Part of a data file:
* start *

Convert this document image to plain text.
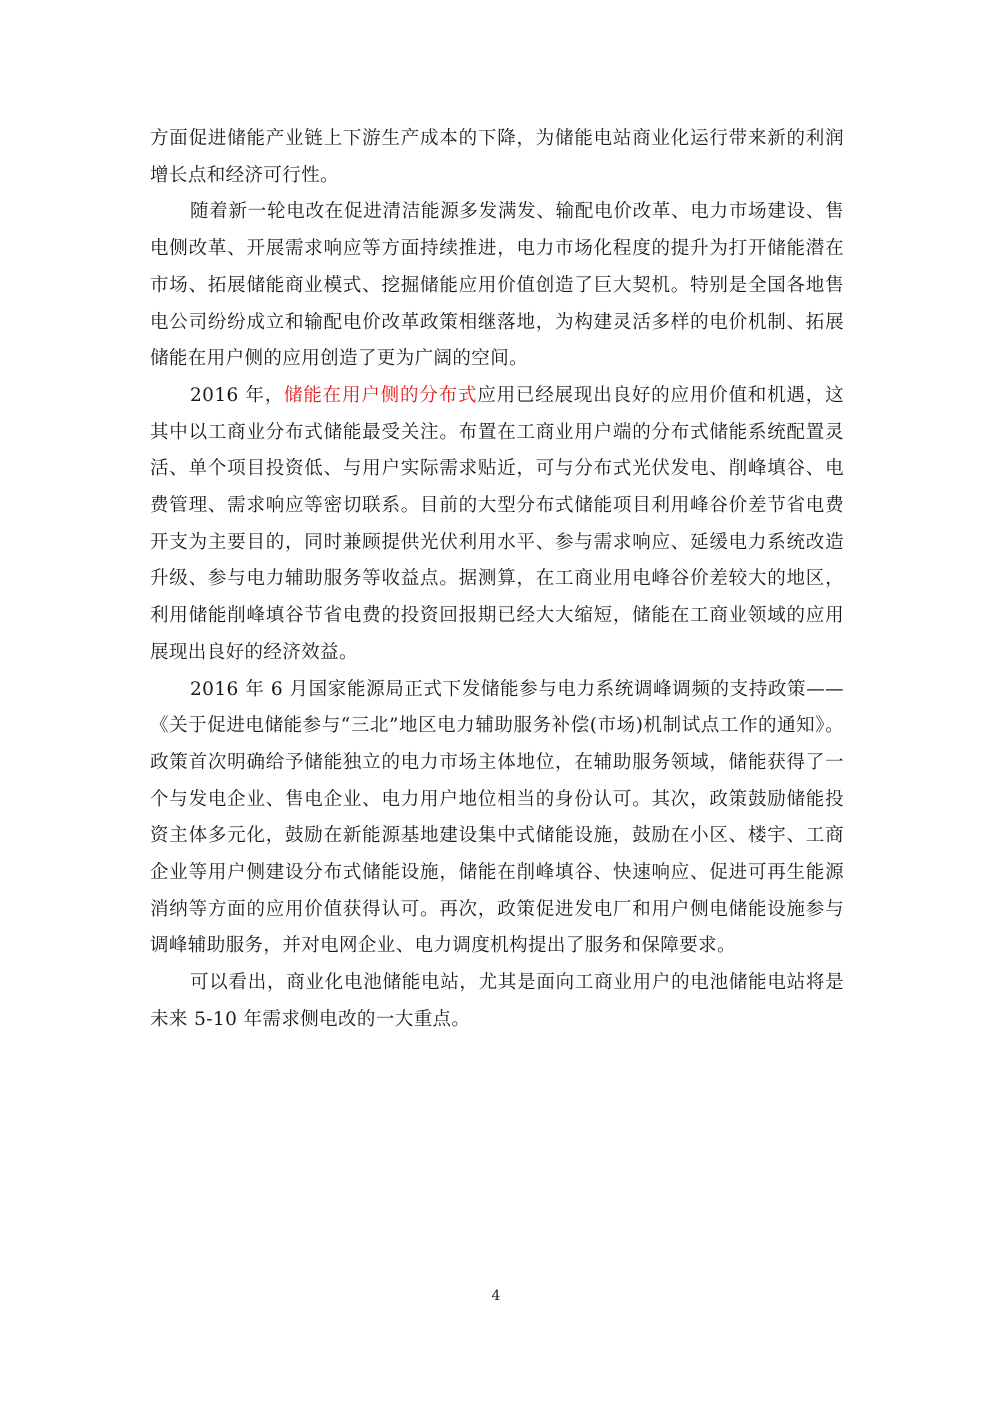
方面促进储能产业链上下游生产成本的下降，为储能电站商业化运行带来新的利润增长点和经济可行性。

随着新一轮电改在促进清洁能源多发满发、输配电价改革、电力市场建设、售电侧改革、开展需求响应等方面持续推进，电力市场化程度的提升为打开储能潜在市场、拓展储能商业模式、挖掘储能应用价值创造了巨大契机。特别是全国各地售电公司纷纷成立和输配电价改革政策相继落地，为构建灵活多样的电价机制、拓展储能在用户侧的应用创造了更为广阔的空间。

2016 年，储能在用户侧的分布式应用已经展现出良好的应用价值和机遇，这其中以工商业分布式储能最受关注。布置在工商业用户端的分布式储能系统配置灵活、单个项目投资低、与用户实际需求贴近，可与分布式光伏发电、削峰填谷、电费管理、需求响应等密切联系。目前的大型分布式储能项目利用峰谷价差节省电费开支为主要目的，同时兼顾提供光伏利用水平、参与需求响应、延缓电力系统改造升级、参与电力辅助服务等收益点。据测算，在工商业用电峰谷价差较大的地区，利用储能削峰填谷节省电费的投资回报期已经大大缩短，储能在工商业领域的应用展现出良好的经济效益。

2016 年 6 月国家能源局正式下发储能参与电力系统调峰调频的支持政策——《关于促进电储能参与“三北”地区电力辅助服务补偿(市场)机制试点工作的通知》。政策首次明确给予储能独立的电力市场主体地位，在辅助服务领域，储能获得了一个与发电企业、售电企业、电力用户地位相当的身份认可。其次，政策鼓励储能投资主体多元化，鼓励在新能源基地建设集中式储能设施，鼓励在小区、楼宇、工商企业等用户侧建设分布式储能设施，储能在削峰填谷、快速响应、促进可再生能源消纳等方面的应用价值获得认可。再次，政策促进发电厂和用户侧电储能设施参与调峰辅助服务，并对电网企业、电力调度机构提出了服务和保障要求。

可以看出，商业化电池储能电站，尤其是面向工商业用户的电池储能电站将是未来 5-10 年需求侧电改的一大重点。

4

* end *

Request: Copy every line of the data exactly as written, excluding the pictures.

Exercise response:
Convert this document image to plain text.
方面促进储能产业链上下游生产成本的下降，为储能电站商业化运行带来新的利润增长点和经济可行性。

随着新一轮电改在促进清洁能源多发满发、输配电价改革、电力市场建设、售电侧改革、开展需求响应等方面持续推进，电力市场化程度的提升为打开储能潜在市场、拓展储能商业模式、挖掘储能应用价值创造了巨大契机。特别是全国各地售电公司纷纷成立和输配电价改革政策相继落地，为构建灵活多样的电价机制、拓展储能在用户侧的应用创造了更为广阔的空间。

2016 年，储能在用户侧的分布式应用已经展现出良好的应用价值和机遇，这其中以工商业分布式储能最受关注。布置在工商业用户端的分布式储能系统配置灵活、单个项目投资低、与用户实际需求贴近，可与分布式光伏发电、削峰填谷、电费管理、需求响应等密切联系。目前的大型分布式储能项目利用峰谷价差节省电费开支为主要目的，同时兼顾提供光伏利用水平、参与需求响应、延缓电力系统改造升级、参与电力辅助服务等收益点。据测算，在工商业用电峰谷价差较大的地区，利用储能削峰填谷节省电费的投资回报期已经大大缩短，储能在工商业领域的应用展现出良好的经济效益。

2016 年 6 月国家能源局正式下发储能参与电力系统调峰调频的支持政策——《关于促进电储能参与“三北”地区电力辅助服务补偿(市场)机制试点工作的通知》。政策首次明确给予储能独立的电力市场主体地位，在辅助服务领域，储能获得了一个与发电企业、售电企业、电力用户地位相当的身份认可。其次，政策鼓励储能投资主体多元化，鼓励在新能源基地建设集中式储能设施，鼓励在小区、楼宇、工商企业等用户侧建设分布式储能设施，储能在削峰填谷、快速响应、促进可再生能源消纳等方面的应用价值获得认可。再次，政策促进发电厂和用户侧电储能设施参与调峰辅助服务，并对电网企业、电力调度机构提出了服务和保障要求。

可以看出，商业化电池储能电站，尤其是面向工商业用户的电池储能电站将是未来 5-10 年需求侧电改的一大重点。

4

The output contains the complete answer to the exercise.